*SET TASK*. Write out the whole listing, matching it exactly.

[Stored items]
- - - -
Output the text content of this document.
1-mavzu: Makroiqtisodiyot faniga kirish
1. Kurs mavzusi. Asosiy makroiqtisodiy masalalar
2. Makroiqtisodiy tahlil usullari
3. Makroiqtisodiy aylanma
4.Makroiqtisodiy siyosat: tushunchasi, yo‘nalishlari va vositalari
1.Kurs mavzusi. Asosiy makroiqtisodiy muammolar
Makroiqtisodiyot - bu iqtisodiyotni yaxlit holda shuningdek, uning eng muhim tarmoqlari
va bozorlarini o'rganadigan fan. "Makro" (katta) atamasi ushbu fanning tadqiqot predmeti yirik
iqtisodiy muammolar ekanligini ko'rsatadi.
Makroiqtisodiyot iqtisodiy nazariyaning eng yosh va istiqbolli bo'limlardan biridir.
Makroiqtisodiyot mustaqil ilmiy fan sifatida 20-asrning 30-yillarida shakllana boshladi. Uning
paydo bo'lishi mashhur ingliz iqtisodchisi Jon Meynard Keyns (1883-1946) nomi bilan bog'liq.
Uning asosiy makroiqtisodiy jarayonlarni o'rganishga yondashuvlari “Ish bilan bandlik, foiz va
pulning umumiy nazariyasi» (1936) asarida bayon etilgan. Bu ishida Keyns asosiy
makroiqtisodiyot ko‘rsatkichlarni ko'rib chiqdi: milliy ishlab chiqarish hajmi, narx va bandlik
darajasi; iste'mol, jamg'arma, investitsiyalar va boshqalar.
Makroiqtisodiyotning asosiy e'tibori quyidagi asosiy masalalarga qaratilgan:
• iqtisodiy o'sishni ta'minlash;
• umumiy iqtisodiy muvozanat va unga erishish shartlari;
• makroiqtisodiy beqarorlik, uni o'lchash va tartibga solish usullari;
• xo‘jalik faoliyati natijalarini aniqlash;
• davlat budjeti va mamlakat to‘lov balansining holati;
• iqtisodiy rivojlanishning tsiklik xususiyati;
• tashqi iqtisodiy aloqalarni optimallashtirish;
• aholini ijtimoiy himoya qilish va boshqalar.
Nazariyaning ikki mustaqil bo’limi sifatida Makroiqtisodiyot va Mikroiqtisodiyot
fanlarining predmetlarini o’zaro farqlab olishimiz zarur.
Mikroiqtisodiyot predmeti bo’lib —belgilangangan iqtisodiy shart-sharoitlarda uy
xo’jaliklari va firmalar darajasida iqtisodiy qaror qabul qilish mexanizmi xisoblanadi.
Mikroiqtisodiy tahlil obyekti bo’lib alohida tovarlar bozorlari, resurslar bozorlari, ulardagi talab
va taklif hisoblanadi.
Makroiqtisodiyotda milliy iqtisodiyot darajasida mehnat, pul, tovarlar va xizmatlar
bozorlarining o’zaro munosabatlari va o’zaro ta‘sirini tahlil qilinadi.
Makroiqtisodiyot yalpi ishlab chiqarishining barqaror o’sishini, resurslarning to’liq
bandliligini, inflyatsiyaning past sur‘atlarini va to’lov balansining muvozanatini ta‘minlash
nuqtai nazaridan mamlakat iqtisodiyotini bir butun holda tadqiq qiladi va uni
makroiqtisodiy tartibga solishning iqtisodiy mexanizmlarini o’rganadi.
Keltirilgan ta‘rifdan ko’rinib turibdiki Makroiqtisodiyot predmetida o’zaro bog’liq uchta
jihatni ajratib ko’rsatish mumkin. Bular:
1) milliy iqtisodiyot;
- - - -
*SOLVED EXERCISE*.
Output the text content of this document.
1-mavzu: Makroiqtisodiyot faniga kirish
1. Kurs mavzusi. Asosiy makroiqtisodiy masalalar
2. Makroiqtisodiy tahlil usullari
3. Makroiqtisodiy aylanma
4.Makroiqtisodiy siyosat: tushunchasi, yo‘nalishlari va vositalari
1.Kurs mavzusi. Asosiy makroiqtisodiy muammolar
Makroiqtisodiyot - bu iqtisodiyotni yaxlit holda shuningdek, uning eng muhim tarmoqlari
va bozorlarini o'rganadigan fan. "Makro" (katta) atamasi ushbu fanning tadqiqot predmeti yirik
iqtisodiy muammolar ekanligini ko'rsatadi.
Makroiqtisodiyot iqtisodiy nazariyaning eng yosh va istiqbolli bo'limlardan biridir.
Makroiqtisodiyot mustaqil ilmiy fan sifatida 20-asrning 30-yillarida shakllana boshladi. Uning
paydo bo'lishi mashhur ingliz iqtisodchisi Jon Meynard Keyns (1883-1946) nomi bilan bog'liq.
Uning asosiy makroiqtisodiy jarayonlarni o'rganishga yondashuvlari “Ish bilan bandlik, foiz va
pulning umumiy nazariyasi» (1936) asarida bayon etilgan. Bu ishida Keyns asosiy
makroiqtisodiyot ko‘rsatkichlarni ko'rib chiqdi: milliy ishlab chiqarish hajmi, narx va bandlik
darajasi; iste'mol, jamg'arma, investitsiyalar va boshqalar.
Makroiqtisodiyotning asosiy e'tibori quyidagi asosiy masalalarga qaratilgan:
• iqtisodiy o'sishni ta'minlash;
• umumiy iqtisodiy muvozanat va unga erishish shartlari;
• makroiqtisodiy beqarorlik, uni o'lchash va tartibga solish usullari;
• xo‘jalik faoliyati natijalarini aniqlash;
• davlat budjeti va mamlakat to‘lov balansining holati;
• iqtisodiy rivojlanishning tsiklik xususiyati;
• tashqi iqtisodiy aloqalarni optimallashtirish;
• aholini ijtimoiy himoya qilish va boshqalar.
Nazariyaning ikki mustaqil bo’limi sifatida Makroiqtisodiyot va Mikroiqtisodiyot
fanlarining predmetlarini o’zaro farqlab olishimiz zarur.
Mikroiqtisodiyot predmeti bo’lib —belgilangangan iqtisodiy shart-sharoitlarda uy
xo’jaliklari va firmalar darajasida iqtisodiy qaror qabul qilish mexanizmi xisoblanadi.
Mikroiqtisodiy tahlil obyekti bo’lib alohida tovarlar bozorlari, resurslar bozorlari, ulardagi talab
va taklif hisoblanadi.
Makroiqtisodiyotda milliy iqtisodiyot darajasida mehnat, pul, tovarlar va xizmatlar
bozorlarining o’zaro munosabatlari va o’zaro ta‘sirini tahlil qilinadi.
Makroiqtisodiyot yalpi ishlab chiqarishining barqaror o’sishini, resurslarning to’liq
bandliligini, inflyatsiyaning past sur‘atlarini va to’lov balansining muvozanatini ta‘minlash
nuqtai nazaridan mamlakat iqtisodiyotini bir butun holda tadqiq qiladi va uni
makroiqtisodiy tartibga solishning iqtisodiy mexanizmlarini o’rganadi.
Keltirilgan ta‘rifdan ko’rinib turibdiki Makroiqtisodiyot predmetida o’zaro bog’liq uchta
jihatni ajratib ko’rsatish mumkin. Bular:
1) milliy iqtisodiyot;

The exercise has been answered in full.